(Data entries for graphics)

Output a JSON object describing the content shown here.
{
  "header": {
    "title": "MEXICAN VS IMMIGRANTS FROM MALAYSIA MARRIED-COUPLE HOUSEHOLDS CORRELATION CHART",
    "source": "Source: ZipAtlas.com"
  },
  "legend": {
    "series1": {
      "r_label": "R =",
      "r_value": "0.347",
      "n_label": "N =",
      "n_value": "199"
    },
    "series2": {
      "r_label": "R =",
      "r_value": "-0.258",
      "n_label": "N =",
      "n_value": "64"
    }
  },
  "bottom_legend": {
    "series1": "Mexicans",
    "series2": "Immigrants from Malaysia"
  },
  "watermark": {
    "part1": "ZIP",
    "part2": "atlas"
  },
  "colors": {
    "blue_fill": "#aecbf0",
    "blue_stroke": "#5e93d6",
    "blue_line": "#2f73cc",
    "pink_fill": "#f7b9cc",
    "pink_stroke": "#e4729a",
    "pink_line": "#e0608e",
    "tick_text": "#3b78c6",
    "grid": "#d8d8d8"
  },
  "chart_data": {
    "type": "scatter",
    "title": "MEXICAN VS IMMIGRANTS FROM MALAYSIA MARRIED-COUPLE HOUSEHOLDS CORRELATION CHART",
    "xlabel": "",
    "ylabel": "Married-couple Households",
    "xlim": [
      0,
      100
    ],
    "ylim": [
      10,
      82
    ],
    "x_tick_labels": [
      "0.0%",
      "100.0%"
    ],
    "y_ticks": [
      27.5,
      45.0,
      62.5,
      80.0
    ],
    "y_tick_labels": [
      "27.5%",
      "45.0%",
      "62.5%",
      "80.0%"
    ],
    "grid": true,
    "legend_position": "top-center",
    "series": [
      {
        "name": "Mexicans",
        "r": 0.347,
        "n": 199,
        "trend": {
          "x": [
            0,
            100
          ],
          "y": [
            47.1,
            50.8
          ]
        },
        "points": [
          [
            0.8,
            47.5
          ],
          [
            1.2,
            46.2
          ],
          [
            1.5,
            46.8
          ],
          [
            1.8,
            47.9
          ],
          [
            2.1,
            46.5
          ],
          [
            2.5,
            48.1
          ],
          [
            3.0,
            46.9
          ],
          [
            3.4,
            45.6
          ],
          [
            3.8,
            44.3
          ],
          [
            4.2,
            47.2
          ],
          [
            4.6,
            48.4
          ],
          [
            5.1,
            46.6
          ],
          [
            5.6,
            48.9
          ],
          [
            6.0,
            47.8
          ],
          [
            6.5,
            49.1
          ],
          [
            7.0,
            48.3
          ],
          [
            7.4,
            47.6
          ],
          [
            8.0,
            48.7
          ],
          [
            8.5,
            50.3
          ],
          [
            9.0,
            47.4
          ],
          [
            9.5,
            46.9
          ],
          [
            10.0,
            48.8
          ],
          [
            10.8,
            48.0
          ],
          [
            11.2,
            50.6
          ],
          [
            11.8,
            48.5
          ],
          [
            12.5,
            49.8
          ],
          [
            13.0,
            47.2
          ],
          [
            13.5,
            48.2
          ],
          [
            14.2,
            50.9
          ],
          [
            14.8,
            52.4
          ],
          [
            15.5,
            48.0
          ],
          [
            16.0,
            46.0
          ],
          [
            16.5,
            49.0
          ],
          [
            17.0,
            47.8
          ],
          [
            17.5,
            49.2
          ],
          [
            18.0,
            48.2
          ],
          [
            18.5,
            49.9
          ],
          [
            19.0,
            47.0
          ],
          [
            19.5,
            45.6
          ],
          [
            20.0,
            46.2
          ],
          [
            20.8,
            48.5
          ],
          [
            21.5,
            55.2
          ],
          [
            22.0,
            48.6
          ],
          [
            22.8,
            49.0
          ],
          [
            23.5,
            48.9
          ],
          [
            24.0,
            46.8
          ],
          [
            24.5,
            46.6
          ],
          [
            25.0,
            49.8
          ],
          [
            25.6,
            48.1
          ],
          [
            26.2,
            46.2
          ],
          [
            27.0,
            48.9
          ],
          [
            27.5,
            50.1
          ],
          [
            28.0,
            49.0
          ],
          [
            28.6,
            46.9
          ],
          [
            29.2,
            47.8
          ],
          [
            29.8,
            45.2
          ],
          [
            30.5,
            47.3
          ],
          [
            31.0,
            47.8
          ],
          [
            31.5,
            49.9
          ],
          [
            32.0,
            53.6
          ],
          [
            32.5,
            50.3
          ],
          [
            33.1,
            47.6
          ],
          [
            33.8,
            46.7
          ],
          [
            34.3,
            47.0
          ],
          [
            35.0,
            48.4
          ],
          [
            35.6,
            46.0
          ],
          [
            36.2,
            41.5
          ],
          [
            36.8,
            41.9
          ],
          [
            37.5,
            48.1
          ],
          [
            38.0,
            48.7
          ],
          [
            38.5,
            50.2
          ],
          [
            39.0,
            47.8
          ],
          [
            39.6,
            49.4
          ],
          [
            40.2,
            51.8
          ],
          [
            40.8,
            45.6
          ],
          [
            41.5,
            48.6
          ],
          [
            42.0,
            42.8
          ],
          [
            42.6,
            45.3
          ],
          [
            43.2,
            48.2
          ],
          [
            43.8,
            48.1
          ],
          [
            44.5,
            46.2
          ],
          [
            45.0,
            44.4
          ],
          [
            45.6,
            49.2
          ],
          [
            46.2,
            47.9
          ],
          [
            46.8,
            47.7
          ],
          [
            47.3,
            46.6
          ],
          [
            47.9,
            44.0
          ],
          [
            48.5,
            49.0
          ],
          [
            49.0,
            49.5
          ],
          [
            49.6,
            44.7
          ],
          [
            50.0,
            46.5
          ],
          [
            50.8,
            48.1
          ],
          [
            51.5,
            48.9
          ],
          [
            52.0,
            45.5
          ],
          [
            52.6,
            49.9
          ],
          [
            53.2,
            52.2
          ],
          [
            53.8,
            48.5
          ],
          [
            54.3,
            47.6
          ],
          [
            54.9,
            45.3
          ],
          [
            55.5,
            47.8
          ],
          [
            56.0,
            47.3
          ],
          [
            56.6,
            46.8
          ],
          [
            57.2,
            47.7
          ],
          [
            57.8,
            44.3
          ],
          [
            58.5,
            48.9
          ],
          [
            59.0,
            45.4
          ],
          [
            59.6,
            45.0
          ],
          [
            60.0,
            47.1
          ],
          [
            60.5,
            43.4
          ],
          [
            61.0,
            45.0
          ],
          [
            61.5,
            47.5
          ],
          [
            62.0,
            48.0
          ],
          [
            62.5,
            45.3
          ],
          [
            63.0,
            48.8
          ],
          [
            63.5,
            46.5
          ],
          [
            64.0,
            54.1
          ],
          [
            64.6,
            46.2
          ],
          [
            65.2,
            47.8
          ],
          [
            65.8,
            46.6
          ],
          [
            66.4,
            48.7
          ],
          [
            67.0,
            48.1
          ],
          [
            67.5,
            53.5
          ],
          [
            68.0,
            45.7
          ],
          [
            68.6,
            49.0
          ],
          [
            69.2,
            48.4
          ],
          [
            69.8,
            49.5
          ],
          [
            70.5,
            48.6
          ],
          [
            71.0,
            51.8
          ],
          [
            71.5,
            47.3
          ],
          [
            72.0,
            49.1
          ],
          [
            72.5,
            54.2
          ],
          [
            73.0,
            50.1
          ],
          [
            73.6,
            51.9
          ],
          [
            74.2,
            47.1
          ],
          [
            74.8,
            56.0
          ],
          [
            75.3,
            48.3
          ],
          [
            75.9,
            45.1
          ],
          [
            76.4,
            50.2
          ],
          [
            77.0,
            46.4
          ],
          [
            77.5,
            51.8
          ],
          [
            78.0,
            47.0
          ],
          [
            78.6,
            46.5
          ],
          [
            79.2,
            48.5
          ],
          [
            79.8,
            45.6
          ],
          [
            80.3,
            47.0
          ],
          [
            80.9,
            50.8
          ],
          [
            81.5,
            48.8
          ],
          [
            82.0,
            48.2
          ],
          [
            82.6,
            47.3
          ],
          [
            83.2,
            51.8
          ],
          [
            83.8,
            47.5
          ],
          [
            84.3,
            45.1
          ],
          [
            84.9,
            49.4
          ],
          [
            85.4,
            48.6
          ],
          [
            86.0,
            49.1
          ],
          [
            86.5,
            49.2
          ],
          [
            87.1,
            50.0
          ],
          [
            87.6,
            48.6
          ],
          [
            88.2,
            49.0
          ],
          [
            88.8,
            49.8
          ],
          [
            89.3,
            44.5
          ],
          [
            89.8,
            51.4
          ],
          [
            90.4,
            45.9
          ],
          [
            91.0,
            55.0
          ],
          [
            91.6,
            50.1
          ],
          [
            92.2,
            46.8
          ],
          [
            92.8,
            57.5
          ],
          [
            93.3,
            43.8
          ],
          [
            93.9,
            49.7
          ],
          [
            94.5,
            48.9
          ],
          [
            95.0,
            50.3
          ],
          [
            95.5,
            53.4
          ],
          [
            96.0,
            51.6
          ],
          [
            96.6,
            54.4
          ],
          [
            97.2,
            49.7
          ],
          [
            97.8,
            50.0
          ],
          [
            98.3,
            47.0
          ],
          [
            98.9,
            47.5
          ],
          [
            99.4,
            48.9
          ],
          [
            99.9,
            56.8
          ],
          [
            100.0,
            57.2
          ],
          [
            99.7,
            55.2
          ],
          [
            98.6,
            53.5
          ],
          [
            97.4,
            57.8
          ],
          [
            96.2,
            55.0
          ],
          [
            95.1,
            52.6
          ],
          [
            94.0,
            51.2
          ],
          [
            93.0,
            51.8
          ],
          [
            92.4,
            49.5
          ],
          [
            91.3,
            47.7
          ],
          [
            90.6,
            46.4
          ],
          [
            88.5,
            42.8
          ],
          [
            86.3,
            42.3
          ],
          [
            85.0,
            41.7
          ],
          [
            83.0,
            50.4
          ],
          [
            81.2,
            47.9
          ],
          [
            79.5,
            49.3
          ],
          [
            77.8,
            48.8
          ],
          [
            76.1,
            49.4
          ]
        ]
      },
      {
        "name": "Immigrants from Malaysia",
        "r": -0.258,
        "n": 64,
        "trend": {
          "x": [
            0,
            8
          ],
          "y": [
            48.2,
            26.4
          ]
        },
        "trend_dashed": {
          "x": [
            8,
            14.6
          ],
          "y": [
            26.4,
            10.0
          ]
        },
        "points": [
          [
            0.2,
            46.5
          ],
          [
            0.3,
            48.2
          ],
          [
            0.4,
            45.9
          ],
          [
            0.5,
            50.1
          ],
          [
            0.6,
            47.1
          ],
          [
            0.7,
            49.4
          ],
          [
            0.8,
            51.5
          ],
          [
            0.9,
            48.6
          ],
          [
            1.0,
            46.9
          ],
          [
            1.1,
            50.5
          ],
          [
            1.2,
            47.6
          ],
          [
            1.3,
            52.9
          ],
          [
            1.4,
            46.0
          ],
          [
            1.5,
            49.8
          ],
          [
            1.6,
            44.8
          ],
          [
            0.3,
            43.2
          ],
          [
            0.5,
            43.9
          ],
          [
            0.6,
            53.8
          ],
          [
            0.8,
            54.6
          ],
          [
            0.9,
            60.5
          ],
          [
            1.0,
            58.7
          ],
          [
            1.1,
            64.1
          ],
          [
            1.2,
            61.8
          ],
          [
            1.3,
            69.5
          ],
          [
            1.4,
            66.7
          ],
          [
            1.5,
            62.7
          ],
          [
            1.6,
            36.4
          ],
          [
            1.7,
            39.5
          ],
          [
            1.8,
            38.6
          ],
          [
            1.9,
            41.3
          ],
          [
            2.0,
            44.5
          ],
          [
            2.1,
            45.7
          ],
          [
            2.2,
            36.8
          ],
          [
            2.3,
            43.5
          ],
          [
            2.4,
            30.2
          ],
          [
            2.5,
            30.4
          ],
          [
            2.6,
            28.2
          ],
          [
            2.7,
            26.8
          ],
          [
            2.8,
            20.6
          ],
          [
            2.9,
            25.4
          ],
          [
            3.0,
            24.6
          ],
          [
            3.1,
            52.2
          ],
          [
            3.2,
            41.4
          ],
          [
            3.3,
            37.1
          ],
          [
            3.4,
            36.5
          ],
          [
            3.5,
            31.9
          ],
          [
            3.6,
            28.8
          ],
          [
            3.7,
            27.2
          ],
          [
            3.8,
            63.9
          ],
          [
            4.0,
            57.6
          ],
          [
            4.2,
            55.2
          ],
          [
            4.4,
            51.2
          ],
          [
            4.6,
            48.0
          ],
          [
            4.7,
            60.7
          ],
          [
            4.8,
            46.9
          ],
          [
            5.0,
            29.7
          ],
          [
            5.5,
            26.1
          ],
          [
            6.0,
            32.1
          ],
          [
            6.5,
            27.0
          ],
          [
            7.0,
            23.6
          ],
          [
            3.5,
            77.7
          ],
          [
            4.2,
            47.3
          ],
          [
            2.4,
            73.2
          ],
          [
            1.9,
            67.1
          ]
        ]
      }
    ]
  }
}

**What the task requires**
Count up every line above that has the word "name" in it; answer with the number alone.

**Task response**
2